• _WRITTEN REQUEST_
Copy each line of the listing below exactly.

• _MATERIAL_
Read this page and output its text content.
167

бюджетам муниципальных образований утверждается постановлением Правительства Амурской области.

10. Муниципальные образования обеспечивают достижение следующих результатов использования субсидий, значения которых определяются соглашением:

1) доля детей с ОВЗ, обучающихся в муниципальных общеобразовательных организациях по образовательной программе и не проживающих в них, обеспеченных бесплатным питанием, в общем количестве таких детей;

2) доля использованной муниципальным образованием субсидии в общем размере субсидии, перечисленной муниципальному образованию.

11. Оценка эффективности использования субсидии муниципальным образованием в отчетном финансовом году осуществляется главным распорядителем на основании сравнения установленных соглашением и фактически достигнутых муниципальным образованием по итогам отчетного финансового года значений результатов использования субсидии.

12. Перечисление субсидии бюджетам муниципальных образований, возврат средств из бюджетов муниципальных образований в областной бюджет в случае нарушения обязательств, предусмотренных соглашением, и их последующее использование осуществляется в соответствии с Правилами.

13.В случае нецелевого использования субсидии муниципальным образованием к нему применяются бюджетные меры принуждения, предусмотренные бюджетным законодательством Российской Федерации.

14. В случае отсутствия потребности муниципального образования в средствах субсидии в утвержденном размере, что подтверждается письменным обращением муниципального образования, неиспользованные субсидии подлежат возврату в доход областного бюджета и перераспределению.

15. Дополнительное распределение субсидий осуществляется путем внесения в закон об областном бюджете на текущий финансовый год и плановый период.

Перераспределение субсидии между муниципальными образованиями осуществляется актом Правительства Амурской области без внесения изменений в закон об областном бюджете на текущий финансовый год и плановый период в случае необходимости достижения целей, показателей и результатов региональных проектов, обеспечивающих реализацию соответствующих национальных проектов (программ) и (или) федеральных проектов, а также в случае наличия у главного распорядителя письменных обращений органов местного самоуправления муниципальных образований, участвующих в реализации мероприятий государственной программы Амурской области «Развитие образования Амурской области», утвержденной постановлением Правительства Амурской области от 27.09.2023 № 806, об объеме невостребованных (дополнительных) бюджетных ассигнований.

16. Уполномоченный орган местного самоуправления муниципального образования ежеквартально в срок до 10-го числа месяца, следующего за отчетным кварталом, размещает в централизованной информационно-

• _TASK ANSWER_
Read this page and output its text content.
167

бюджетам муниципальных образований утверждается постановлением Правительства Амурской области.

10. Муниципальные образования обеспечивают достижение следующих результатов использования субсидий, значения которых определяются соглашением:

1) доля детей с ОВЗ, обучающихся в муниципальных общеобразовательных организациях по образовательной программе и не проживающих в них, обеспеченных бесплатным питанием, в общем количестве таких детей;

2) доля использованной муниципальным образованием субсидии в общем размере субсидии, перечисленной муниципальному образованию.

11. Оценка эффективности использования субсидии муниципальным образованием в отчетном финансовом году осуществляется главным распорядителем на основании сравнения установленных соглашением и фактически достигнутых муниципальным образованием по итогам отчетного финансового года значений результатов использования субсидии.

12. Перечисление субсидии бюджетам муниципальных образований, возврат средств из бюджетов муниципальных образований в областной бюджет в случае нарушения обязательств, предусмотренных соглашением, и их последующее использование осуществляется в соответствии с Правилами.

13.В случае нецелевого использования субсидии муниципальным образованием к нему применяются бюджетные меры принуждения, предусмотренные бюджетным законодательством Российской Федерации.

14. В случае отсутствия потребности муниципального образования в средствах субсидии в утвержденном размере, что подтверждается письменным обращением муниципального образования, неиспользованные субсидии подлежат возврату в доход областного бюджета и перераспределению.

15. Дополнительное распределение субсидий осуществляется путем внесения в закон об областном бюджете на текущий финансовый год и плановый период.

Перераспределение субсидии между муниципальными образованиями осуществляется актом Правительства Амурской области без внесения изменений в закон об областном бюджете на текущий финансовый год и плановый период в случае необходимости достижения целей, показателей и результатов региональных проектов, обеспечивающих реализацию соответствующих национальных проектов (программ) и (или) федеральных проектов, а также в случае наличия у главного распорядителя письменных обращений органов местного самоуправления муниципальных образований, участвующих в реализации мероприятий государственной программы Амурской области «Развитие образования Амурской области», утвержденной постановлением Правительства Амурской области от 27.09.2023 № 806, об объеме невостребованных (дополнительных) бюджетных ассигнований.

16. Уполномоченный орган местного самоуправления муниципального образования ежеквартально в срок до 10-го числа месяца, следующего за отчетным кварталом, размещает в централизованной информационно-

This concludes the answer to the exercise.